#### RECORDS SHOWN
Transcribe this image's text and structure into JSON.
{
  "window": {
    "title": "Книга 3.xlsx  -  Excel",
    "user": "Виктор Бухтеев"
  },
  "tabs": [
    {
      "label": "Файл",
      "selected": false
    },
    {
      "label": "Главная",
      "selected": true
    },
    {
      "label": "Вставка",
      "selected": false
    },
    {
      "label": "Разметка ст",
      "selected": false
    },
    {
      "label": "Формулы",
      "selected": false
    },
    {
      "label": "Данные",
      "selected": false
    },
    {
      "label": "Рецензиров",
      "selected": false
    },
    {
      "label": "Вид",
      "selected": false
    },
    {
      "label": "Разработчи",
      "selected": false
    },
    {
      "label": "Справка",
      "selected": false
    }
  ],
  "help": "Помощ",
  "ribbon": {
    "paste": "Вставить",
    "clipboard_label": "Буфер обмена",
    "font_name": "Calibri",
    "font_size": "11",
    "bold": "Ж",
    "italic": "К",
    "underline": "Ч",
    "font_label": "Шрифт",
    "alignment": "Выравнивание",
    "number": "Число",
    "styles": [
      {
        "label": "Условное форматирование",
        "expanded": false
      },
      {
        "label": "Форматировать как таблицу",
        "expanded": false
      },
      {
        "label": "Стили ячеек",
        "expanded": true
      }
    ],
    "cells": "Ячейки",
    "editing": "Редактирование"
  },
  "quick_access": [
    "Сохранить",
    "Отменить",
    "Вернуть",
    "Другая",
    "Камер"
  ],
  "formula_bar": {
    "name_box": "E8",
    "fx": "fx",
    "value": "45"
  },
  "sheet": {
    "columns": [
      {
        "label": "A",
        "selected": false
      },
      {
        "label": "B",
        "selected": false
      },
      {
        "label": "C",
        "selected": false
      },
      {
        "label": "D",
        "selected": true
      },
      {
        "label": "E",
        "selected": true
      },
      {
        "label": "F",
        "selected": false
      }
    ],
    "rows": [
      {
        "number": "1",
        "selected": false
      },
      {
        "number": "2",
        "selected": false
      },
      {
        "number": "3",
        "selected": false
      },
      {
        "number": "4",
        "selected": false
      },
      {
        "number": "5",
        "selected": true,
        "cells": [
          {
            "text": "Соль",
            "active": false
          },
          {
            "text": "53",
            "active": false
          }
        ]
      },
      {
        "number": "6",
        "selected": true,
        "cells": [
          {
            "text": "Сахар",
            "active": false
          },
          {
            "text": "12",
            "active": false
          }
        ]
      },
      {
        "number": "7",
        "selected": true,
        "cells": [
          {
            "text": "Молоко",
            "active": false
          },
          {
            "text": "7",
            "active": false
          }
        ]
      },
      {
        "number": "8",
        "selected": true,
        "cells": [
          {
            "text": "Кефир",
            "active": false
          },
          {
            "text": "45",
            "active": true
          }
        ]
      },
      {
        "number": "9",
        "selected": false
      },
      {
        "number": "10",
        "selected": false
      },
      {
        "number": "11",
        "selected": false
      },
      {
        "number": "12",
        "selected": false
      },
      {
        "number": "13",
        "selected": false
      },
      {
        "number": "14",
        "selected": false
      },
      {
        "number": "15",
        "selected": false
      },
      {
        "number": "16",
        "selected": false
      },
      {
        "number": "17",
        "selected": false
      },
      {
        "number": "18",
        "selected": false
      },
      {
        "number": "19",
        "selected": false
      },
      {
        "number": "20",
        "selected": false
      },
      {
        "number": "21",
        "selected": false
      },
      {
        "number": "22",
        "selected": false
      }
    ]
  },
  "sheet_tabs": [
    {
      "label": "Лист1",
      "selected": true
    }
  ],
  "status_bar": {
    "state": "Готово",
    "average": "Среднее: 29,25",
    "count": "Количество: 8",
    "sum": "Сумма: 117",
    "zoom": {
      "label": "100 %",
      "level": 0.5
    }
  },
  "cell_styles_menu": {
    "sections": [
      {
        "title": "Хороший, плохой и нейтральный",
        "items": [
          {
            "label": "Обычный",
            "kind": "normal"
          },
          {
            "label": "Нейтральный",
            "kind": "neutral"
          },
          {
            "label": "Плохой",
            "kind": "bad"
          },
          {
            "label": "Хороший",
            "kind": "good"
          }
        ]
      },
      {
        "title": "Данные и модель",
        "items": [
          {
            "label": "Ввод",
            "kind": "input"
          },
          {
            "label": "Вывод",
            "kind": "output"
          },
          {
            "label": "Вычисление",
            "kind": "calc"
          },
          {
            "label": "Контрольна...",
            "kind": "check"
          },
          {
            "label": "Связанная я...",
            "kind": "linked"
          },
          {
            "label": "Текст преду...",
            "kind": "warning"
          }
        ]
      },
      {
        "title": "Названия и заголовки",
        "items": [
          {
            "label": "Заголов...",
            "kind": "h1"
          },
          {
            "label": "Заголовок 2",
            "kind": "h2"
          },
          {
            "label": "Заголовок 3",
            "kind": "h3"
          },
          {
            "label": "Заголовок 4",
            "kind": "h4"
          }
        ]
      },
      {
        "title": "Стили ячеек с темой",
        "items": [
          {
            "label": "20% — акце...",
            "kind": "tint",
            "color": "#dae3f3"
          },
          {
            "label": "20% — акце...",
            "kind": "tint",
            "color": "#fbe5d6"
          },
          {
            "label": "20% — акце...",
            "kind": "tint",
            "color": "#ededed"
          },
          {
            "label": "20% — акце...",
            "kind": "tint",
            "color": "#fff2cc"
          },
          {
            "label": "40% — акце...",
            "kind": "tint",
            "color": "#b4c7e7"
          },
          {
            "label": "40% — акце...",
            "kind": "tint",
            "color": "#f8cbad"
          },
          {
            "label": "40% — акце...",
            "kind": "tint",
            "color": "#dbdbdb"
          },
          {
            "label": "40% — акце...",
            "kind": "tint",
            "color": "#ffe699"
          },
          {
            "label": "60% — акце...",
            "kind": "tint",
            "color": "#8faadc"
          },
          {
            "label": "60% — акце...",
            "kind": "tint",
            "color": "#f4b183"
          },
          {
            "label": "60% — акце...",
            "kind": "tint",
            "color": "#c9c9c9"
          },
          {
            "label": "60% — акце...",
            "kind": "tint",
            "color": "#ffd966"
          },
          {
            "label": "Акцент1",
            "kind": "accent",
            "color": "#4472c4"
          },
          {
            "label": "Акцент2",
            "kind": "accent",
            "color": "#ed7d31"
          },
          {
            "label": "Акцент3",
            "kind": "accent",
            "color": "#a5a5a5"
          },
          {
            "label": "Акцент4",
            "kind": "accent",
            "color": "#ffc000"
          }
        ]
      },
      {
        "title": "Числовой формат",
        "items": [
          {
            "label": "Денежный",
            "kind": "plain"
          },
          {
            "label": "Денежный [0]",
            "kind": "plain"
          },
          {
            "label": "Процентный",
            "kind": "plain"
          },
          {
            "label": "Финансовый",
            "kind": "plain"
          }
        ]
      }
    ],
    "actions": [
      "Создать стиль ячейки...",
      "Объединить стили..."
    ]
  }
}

#### THE TASK
Transcribe the data. Leave every line exactly as it is.

#### TASK RESULT
Transcribe this image's text and structure into JSON.
{
  "window": {
    "title": "Книга 3.xlsx  -  Excel",
    "user": "Виктор Бухтеев"
  },
  "tabs": [
    {
      "label": "Файл",
      "selected": false
    },
    {
      "label": "Главная",
      "selected": true
    },
    {
      "label": "Вставка",
      "selected": false
    },
    {
      "label": "Разметка ст",
      "selected": false
    },
    {
      "label": "Формулы",
      "selected": false
    },
    {
      "label": "Данные",
      "selected": false
    },
    {
      "label": "Рецензиров",
      "selected": false
    },
    {
      "label": "Вид",
      "selected": false
    },
    {
      "label": "Разработчи",
      "selected": false
    },
    {
      "label": "Справка",
      "selected": false
    }
  ],
  "help": "Помощ",
  "ribbon": {
    "paste": "Вставить",
    "clipboard_label": "Буфер обмена",
    "font_name": "Calibri",
    "font_size": "11",
    "bold": "Ж",
    "italic": "К",
    "underline": "Ч",
    "font_label": "Шрифт",
    "alignment": "Выравнивание",
    "number": "Число",
    "styles": [
      {
        "label": "Условное форматирование",
        "expanded": false
      },
      {
        "label": "Форматировать как таблицу",
        "expanded": false
      },
      {
        "label": "Стили ячеек",
        "expanded": true
      }
    ],
    "cells": "Ячейки",
    "editing": "Редактирование"
  },
  "quick_access": [
    "Сохранить",
    "Отменить",
    "Вернуть",
    "Другая",
    "Камер"
  ],
  "formula_bar": {
    "name_box": "E8",
    "fx": "fx",
    "value": "45"
  },
  "sheet": {
    "columns": [
      {
        "label": "A",
        "selected": false
      },
      {
        "label": "B",
        "selected": false
      },
      {
        "label": "C",
        "selected": false
      },
      {
        "label": "D",
        "selected": true
      },
      {
        "label": "E",
        "selected": true
      },
      {
        "label": "F",
        "selected": false
      }
    ],
    "rows": [
      {
        "number": "1",
        "selected": false
      },
      {
        "number": "2",
        "selected": false
      },
      {
        "number": "3",
        "selected": false
      },
      {
        "number": "4",
        "selected": false
      },
      {
        "number": "5",
        "selected": true,
        "cells": [
          {
            "text": "Соль",
            "active": false
          },
          {
            "text": "53",
            "active": false
          }
        ]
      },
      {
        "number": "6",
        "selected": true,
        "cells": [
          {
            "text": "Сахар",
            "active": false
          },
          {
            "text": "12",
            "active": false
          }
        ]
      },
      {
        "number": "7",
        "selected": true,
        "cells": [
          {
            "text": "Молоко",
            "active": false
          },
          {
            "text": "7",
            "active": false
          }
        ]
      },
      {
        "number": "8",
        "selected": true,
        "cells": [
          {
            "text": "Кефир",
            "active": false
          },
          {
            "text": "45",
            "active": true
          }
        ]
      },
      {
        "number": "9",
        "selected": false
      },
      {
        "number": "10",
        "selected": false
      },
      {
        "number": "11",
        "selected": false
      },
      {
        "number": "12",
        "selected": false
      },
      {
        "number": "13",
        "selected": false
      },
      {
        "number": "14",
        "selected": false
      },
      {
        "number": "15",
        "selected": false
      },
      {
        "number": "16",
        "selected": false
      },
      {
        "number": "17",
        "selected": false
      },
      {
        "number": "18",
        "selected": false
      },
      {
        "number": "19",
        "selected": false
      },
      {
        "number": "20",
        "selected": false
      },
      {
        "number": "21",
        "selected": false
      },
      {
        "number": "22",
        "selected": false
      }
    ]
  },
  "sheet_tabs": [
    {
      "label": "Лист1",
      "selected": true
    }
  ],
  "status_bar": {
    "state": "Готово",
    "average": "Среднее: 29,25",
    "count": "Количество: 8",
    "sum": "Сумма: 117",
    "zoom": {
      "label": "100 %",
      "level": 0.5
    }
  },
  "cell_styles_menu": {
    "sections": [
      {
        "title": "Хороший, плохой и нейтральный",
        "items": [
          {
            "label": "Обычный",
            "kind": "normal"
          },
          {
            "label": "Нейтральный",
            "kind": "neutral"
          },
          {
            "label": "Плохой",
            "kind": "bad"
          },
          {
            "label": "Хороший",
            "kind": "good"
          }
        ]
      },
      {
        "title": "Данные и модель",
        "items": [
          {
            "label": "Ввод",
            "kind": "input"
          },
          {
            "label": "Вывод",
            "kind": "output"
          },
          {
            "label": "Вычисление",
            "kind": "calc"
          },
          {
            "label": "Контрольна...",
            "kind": "check"
          },
          {
            "label": "Связанная я...",
            "kind": "linked"
          },
          {
            "label": "Текст преду...",
            "kind": "warning"
          }
        ]
      },
      {
        "title": "Названия и заголовки",
        "items": [
          {
            "label": "Заголов...",
            "kind": "h1"
          },
          {
            "label": "Заголовок 2",
            "kind": "h2"
          },
          {
            "label": "Заголовок 3",
            "kind": "h3"
          },
          {
            "label": "Заголовок 4",
            "kind": "h4"
          }
        ]
      },
      {
        "title": "Стили ячеек с темой",
        "items": [
          {
            "label": "20% — акце...",
            "kind": "tint",
            "color": "#dae3f3"
          },
          {
            "label": "20% — акце...",
            "kind": "tint",
            "color": "#fbe5d6"
          },
          {
            "label": "20% — акце...",
            "kind": "tint",
            "color": "#ededed"
          },
          {
            "label": "20% — акце...",
            "kind": "tint",
            "color": "#fff2cc"
          },
          {
            "label": "40% — акце...",
            "kind": "tint",
            "color": "#b4c7e7"
          },
          {
            "label": "40% — акце...",
            "kind": "tint",
            "color": "#f8cbad"
          },
          {
            "label": "40% — акце...",
            "kind": "tint",
            "color": "#dbdbdb"
          },
          {
            "label": "40% — акце...",
            "kind": "tint",
            "color": "#ffe699"
          },
          {
            "label": "60% — акце...",
            "kind": "tint",
            "color": "#8faadc"
          },
          {
            "label": "60% — акце...",
            "kind": "tint",
            "color": "#f4b183"
          },
          {
            "label": "60% — акце...",
            "kind": "tint",
            "color": "#c9c9c9"
          },
          {
            "label": "60% — акце...",
            "kind": "tint",
            "color": "#ffd966"
          },
          {
            "label": "Акцент1",
            "kind": "accent",
            "color": "#4472c4"
          },
          {
            "label": "Акцент2",
            "kind": "accent",
            "color": "#ed7d31"
          },
          {
            "label": "Акцент3",
            "kind": "accent",
            "color": "#a5a5a5"
          },
          {
            "label": "Акцент4",
            "kind": "accent",
            "color": "#ffc000"
          }
        ]
      },
      {
        "title": "Числовой формат",
        "items": [
          {
            "label": "Денежный",
            "kind": "plain"
          },
          {
            "label": "Денежный [0]",
            "kind": "plain"
          },
          {
            "label": "Процентный",
            "kind": "plain"
          },
          {
            "label": "Финансовый",
            "kind": "plain"
          }
        ]
      }
    ],
    "actions": [
      "Создать стиль ячейки...",
      "Объединить стили..."
    ]
  }
}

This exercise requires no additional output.